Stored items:
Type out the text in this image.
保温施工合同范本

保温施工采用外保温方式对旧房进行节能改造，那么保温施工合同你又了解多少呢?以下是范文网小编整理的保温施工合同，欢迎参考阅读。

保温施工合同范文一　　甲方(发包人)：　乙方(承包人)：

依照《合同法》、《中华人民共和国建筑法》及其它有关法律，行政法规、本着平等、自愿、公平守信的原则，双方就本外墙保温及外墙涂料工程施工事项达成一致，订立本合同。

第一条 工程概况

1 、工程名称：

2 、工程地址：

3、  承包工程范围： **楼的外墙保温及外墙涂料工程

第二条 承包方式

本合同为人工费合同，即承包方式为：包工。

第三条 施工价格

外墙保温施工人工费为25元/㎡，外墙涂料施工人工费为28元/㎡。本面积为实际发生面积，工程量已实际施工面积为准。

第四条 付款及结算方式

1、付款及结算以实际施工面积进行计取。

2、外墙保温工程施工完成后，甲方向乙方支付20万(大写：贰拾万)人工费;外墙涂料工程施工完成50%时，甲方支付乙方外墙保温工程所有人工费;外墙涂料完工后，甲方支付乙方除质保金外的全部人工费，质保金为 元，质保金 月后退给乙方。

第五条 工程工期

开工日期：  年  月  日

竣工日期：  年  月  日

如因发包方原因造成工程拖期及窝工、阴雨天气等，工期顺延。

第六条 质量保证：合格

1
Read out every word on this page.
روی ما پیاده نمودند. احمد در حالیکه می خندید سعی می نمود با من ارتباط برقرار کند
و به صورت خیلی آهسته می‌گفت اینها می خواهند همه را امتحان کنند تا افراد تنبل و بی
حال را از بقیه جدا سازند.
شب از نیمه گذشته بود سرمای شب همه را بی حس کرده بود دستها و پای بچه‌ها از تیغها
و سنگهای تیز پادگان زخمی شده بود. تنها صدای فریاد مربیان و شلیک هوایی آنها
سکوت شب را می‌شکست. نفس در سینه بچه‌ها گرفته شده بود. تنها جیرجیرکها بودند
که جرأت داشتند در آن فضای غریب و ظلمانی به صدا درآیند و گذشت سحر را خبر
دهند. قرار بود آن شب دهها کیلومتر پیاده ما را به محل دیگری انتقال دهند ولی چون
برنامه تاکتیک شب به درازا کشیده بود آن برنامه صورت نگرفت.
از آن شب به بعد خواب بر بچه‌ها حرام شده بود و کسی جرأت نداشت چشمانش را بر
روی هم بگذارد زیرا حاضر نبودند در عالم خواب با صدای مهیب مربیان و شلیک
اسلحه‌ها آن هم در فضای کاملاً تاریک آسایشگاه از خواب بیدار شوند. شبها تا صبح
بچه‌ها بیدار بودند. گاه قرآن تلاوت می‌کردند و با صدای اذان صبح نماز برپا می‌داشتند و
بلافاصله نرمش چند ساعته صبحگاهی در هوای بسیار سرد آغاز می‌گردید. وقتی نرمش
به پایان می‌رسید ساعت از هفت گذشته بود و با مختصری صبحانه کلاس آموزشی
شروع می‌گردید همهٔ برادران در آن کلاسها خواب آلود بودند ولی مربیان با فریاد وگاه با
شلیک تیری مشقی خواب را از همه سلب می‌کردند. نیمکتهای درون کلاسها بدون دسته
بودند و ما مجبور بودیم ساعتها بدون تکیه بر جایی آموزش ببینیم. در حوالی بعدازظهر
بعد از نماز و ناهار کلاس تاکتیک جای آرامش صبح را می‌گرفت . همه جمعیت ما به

■ TASK DIRECTIONS:
Copy and report every line where the word "فریاد" is present.

■ TASK RESPONSE:
و سنگهای تیز پادگان زخمی شده بود. تنها صدای فریاد مربیان و شلیک هوایی آنها
شروع می‌گردید همهٔ برادران در آن کلاسها خواب آلود بودند ولی مربیان با فریاد وگاه با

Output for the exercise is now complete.